* [AIM OF THE TASK]
Repeat all of the data precisely.

* [PROVIDED RECORDS]
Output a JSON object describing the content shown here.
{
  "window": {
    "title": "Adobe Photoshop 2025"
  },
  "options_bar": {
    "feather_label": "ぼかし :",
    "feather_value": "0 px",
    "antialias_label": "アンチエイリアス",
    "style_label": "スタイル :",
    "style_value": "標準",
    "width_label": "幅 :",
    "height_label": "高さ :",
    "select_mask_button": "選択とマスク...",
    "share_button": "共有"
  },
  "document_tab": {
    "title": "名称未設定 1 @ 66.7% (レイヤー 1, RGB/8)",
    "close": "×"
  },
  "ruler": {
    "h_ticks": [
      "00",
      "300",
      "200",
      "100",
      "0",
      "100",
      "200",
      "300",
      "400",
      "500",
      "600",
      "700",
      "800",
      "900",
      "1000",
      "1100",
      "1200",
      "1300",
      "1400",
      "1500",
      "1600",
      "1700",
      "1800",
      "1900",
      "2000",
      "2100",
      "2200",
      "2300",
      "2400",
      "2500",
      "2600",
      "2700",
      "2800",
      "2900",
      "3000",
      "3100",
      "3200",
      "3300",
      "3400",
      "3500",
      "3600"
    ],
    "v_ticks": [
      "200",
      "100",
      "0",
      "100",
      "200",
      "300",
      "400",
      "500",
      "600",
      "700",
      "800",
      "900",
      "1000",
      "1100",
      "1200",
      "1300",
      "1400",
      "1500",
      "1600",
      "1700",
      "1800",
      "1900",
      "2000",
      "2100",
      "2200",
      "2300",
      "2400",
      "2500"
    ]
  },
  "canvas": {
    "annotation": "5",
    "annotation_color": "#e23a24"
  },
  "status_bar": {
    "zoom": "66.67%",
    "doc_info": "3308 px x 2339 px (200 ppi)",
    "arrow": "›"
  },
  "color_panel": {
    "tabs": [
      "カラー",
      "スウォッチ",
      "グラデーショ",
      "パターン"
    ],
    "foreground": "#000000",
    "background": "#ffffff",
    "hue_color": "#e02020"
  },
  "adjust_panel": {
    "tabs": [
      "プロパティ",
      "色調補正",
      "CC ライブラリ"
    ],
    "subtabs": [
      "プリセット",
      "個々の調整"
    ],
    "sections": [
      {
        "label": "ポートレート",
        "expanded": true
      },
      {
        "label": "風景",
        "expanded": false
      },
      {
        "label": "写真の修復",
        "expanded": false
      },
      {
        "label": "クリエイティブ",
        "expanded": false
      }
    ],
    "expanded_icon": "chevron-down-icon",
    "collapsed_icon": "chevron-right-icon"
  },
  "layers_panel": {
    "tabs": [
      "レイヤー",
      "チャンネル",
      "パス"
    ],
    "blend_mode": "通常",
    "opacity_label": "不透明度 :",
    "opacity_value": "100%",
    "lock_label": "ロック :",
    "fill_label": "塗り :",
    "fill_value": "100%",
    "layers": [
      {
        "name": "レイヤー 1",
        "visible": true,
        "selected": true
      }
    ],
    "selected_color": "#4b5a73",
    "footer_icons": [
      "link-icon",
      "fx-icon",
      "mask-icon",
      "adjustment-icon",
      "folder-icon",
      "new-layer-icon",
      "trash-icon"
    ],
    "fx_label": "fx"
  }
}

* [FULL SOLUTION]
Output a JSON object describing the content shown here.
{
  "window": {
    "title": "Adobe Photoshop 2025"
  },
  "options_bar": {
    "feather_label": "ぼかし :",
    "feather_value": "0 px",
    "antialias_label": "アンチエイリアス",
    "style_label": "スタイル :",
    "style_value": "標準",
    "width_label": "幅 :",
    "height_label": "高さ :",
    "select_mask_button": "選択とマスク...",
    "share_button": "共有"
  },
  "document_tab": {
    "title": "名称未設定 1 @ 66.7% (レイヤー 1, RGB/8)",
    "close": "×"
  },
  "ruler": {
    "h_ticks": [
      "00",
      "300",
      "200",
      "100",
      "0",
      "100",
      "200",
      "300",
      "400",
      "500",
      "600",
      "700",
      "800",
      "900",
      "1000",
      "1100",
      "1200",
      "1300",
      "1400",
      "1500",
      "1600",
      "1700",
      "1800",
      "1900",
      "2000",
      "2100",
      "2200",
      "2300",
      "2400",
      "2500",
      "2600",
      "2700",
      "2800",
      "2900",
      "3000",
      "3100",
      "3200",
      "3300",
      "3400",
      "3500",
      "3600"
    ],
    "v_ticks": [
      "200",
      "100",
      "0",
      "100",
      "200",
      "300",
      "400",
      "500",
      "600",
      "700",
      "800",
      "900",
      "1000",
      "1100",
      "1200",
      "1300",
      "1400",
      "1500",
      "1600",
      "1700",
      "1800",
      "1900",
      "2000",
      "2100",
      "2200",
      "2300",
      "2400",
      "2500"
    ]
  },
  "canvas": {
    "annotation": "5",
    "annotation_color": "#e23a24"
  },
  "status_bar": {
    "zoom": "66.67%",
    "doc_info": "3308 px x 2339 px (200 ppi)",
    "arrow": "›"
  },
  "color_panel": {
    "tabs": [
      "カラー",
      "スウォッチ",
      "グラデーショ",
      "パターン"
    ],
    "foreground": "#000000",
    "background": "#ffffff",
    "hue_color": "#e02020"
  },
  "adjust_panel": {
    "tabs": [
      "プロパティ",
      "色調補正",
      "CC ライブラリ"
    ],
    "subtabs": [
      "プリセット",
      "個々の調整"
    ],
    "sections": [
      {
        "label": "ポートレート",
        "expanded": true
      },
      {
        "label": "風景",
        "expanded": false
      },
      {
        "label": "写真の修復",
        "expanded": false
      },
      {
        "label": "クリエイティブ",
        "expanded": false
      }
    ],
    "expanded_icon": "chevron-down-icon",
    "collapsed_icon": "chevron-right-icon"
  },
  "layers_panel": {
    "tabs": [
      "レイヤー",
      "チャンネル",
      "パス"
    ],
    "blend_mode": "通常",
    "opacity_label": "不透明度 :",
    "opacity_value": "100%",
    "lock_label": "ロック :",
    "fill_label": "塗り :",
    "fill_value": "100%",
    "layers": [
      {
        "name": "レイヤー 1",
        "visible": true,
        "selected": true
      }
    ],
    "selected_color": "#4b5a73",
    "footer_icons": [
      "link-icon",
      "fx-icon",
      "mask-icon",
      "adjustment-icon",
      "folder-icon",
      "new-layer-icon",
      "trash-icon"
    ],
    "fx_label": "fx"
  }
}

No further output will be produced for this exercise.